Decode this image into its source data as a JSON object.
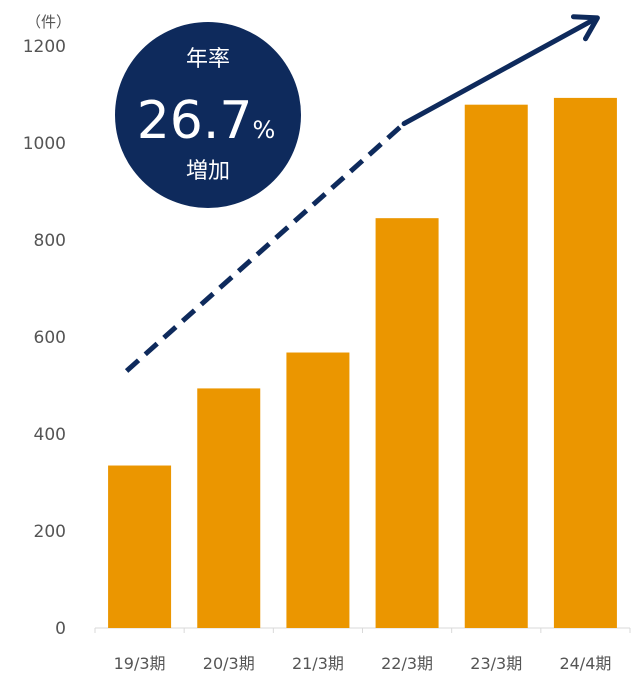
{
  "chart_data": {
    "type": "bar",
    "unit_label": "（件）",
    "categories": [
      "19/3期",
      "20/3期",
      "21/3期",
      "22/3期",
      "23/3期",
      "24/4期"
    ],
    "values": [
      335,
      494,
      568,
      845,
      1079,
      1093
    ],
    "ylim": [
      0,
      1200
    ],
    "yticks": [
      0,
      200,
      400,
      600,
      800,
      1000,
      1200
    ],
    "grid": false,
    "bar_color": "#EB9600",
    "trend_arrow": {
      "style": "dashed-then-solid",
      "color": "#0E2A5C",
      "points": [
        {
          "x": "19/3期",
          "y": 530
        },
        {
          "x": "22/3期",
          "y": 1040
        },
        {
          "x": "24/4期",
          "y": 1260
        }
      ]
    },
    "badge": {
      "line1": "年率",
      "number": "26.7",
      "percent": "%",
      "line3": "増加",
      "color": "#0E2A5C"
    }
  }
}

Goal: All of the records need repeating exactly, except for the pictures.

Result for this task:
Decode this image into its source data as a JSON object.
{
  "chart_data": {
    "type": "bar",
    "unit_label": "（件）",
    "categories": [
      "19/3期",
      "20/3期",
      "21/3期",
      "22/3期",
      "23/3期",
      "24/4期"
    ],
    "values": [
      335,
      494,
      568,
      845,
      1079,
      1093
    ],
    "ylim": [
      0,
      1200
    ],
    "yticks": [
      0,
      200,
      400,
      600,
      800,
      1000,
      1200
    ],
    "grid": false,
    "bar_color": "#EB9600",
    "trend_arrow": {
      "style": "dashed-then-solid",
      "color": "#0E2A5C",
      "points": [
        {
          "x": "19/3期",
          "y": 530
        },
        {
          "x": "22/3期",
          "y": 1040
        },
        {
          "x": "24/4期",
          "y": 1260
        }
      ]
    },
    "badge": {
      "line1": "年率",
      "number": "26.7",
      "percent": "%",
      "line3": "増加",
      "color": "#0E2A5C"
    }
  }
}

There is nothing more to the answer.